## DIRECTIVE
Give the number of lines that hold the string "وقال". Nothing else is needed.

### DATA EXTRACT ###

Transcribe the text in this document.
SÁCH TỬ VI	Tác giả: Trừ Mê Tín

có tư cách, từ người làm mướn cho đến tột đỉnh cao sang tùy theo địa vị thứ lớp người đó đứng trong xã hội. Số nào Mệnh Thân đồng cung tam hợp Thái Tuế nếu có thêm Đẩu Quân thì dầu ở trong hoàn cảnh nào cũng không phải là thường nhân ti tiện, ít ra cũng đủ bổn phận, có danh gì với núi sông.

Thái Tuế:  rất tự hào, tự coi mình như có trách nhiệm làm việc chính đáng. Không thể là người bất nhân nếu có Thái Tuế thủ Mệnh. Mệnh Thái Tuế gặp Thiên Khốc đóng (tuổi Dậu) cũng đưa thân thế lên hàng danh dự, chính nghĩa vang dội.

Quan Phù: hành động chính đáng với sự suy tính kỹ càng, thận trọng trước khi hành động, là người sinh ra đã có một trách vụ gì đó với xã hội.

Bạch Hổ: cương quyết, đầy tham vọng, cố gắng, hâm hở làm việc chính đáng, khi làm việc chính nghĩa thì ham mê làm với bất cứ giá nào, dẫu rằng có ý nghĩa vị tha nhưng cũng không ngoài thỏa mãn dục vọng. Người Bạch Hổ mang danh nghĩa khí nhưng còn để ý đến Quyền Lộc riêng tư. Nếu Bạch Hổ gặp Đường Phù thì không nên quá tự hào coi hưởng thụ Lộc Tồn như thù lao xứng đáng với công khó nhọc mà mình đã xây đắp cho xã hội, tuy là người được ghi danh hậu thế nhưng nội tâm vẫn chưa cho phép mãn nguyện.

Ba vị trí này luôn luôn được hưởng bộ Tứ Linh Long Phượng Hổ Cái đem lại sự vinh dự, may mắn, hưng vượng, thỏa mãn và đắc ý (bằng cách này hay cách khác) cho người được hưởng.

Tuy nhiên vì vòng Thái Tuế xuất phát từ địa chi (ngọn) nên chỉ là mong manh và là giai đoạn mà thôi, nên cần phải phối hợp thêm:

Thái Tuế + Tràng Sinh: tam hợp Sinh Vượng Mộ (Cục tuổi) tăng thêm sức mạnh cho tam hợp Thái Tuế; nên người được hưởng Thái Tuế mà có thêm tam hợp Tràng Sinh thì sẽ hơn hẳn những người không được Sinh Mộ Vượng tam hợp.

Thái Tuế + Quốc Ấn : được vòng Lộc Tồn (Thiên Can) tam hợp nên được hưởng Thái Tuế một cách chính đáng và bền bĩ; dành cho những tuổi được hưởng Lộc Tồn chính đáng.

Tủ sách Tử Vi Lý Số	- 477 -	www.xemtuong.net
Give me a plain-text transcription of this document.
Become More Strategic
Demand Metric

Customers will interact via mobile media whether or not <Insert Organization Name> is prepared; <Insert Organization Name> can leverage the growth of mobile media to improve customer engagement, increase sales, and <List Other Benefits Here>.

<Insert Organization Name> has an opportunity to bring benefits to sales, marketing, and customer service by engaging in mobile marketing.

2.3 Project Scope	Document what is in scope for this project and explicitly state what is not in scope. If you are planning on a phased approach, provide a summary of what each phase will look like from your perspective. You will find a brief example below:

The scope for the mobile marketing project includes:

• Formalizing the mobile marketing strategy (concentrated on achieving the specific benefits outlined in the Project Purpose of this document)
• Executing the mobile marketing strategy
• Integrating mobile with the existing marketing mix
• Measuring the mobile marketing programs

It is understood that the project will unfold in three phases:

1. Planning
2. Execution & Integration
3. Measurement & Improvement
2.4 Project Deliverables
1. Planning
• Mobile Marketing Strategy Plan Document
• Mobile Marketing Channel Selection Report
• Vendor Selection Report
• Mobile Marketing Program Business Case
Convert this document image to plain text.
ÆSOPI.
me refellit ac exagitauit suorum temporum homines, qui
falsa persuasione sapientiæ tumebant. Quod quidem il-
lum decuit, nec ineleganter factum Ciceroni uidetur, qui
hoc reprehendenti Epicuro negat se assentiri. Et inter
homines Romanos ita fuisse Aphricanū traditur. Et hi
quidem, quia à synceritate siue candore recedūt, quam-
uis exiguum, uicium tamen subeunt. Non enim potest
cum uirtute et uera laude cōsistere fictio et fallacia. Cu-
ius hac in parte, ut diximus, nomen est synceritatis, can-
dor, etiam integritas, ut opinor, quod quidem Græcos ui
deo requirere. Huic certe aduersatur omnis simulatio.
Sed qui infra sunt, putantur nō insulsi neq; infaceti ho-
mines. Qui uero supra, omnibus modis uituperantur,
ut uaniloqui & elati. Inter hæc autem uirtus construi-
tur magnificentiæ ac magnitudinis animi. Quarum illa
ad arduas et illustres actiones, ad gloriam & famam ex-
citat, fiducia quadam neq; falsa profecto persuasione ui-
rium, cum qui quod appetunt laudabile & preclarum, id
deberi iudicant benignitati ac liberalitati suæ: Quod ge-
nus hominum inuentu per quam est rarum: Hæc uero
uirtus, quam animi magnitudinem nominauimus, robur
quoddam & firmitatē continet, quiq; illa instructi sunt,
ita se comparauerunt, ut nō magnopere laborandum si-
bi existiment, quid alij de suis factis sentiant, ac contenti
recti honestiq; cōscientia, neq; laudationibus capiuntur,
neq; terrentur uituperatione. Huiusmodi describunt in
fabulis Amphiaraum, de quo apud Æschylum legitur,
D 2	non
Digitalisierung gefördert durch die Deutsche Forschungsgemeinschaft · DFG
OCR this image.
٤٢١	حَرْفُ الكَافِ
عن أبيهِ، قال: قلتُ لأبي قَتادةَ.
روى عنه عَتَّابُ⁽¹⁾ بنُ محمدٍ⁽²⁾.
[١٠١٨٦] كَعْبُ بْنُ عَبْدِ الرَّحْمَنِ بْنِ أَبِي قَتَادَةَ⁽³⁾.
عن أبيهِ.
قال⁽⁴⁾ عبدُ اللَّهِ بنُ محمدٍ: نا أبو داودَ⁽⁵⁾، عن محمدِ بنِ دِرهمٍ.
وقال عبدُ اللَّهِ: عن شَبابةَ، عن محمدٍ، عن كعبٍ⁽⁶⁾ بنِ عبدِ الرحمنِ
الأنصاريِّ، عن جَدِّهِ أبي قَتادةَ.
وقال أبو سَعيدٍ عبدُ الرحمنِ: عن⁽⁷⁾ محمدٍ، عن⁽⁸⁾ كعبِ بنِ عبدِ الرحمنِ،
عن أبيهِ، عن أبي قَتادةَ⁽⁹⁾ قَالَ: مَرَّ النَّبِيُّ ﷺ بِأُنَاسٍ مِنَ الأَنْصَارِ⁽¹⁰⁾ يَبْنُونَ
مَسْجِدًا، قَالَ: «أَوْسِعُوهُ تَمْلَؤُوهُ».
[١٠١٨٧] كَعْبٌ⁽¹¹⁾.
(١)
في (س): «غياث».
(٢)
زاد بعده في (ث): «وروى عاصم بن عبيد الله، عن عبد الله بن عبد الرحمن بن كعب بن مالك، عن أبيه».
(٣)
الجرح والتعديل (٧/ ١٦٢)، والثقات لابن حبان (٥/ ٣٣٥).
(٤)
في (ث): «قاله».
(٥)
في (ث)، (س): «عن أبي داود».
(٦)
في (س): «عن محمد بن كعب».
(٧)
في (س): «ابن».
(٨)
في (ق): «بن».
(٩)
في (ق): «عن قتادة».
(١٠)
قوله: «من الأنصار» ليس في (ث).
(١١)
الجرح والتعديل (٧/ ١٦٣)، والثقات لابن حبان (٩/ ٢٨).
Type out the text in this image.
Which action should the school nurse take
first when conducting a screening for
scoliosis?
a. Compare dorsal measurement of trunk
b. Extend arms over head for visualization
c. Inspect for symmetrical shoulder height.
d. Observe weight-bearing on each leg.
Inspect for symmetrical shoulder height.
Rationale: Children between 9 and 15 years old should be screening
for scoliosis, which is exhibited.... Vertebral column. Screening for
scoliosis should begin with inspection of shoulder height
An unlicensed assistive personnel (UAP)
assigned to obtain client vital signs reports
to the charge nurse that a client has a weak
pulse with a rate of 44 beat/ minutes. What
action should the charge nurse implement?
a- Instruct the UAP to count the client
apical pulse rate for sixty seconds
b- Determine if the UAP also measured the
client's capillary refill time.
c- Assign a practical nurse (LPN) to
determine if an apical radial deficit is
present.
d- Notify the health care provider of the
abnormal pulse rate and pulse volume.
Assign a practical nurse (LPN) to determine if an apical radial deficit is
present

###

## RESULT BELOW
2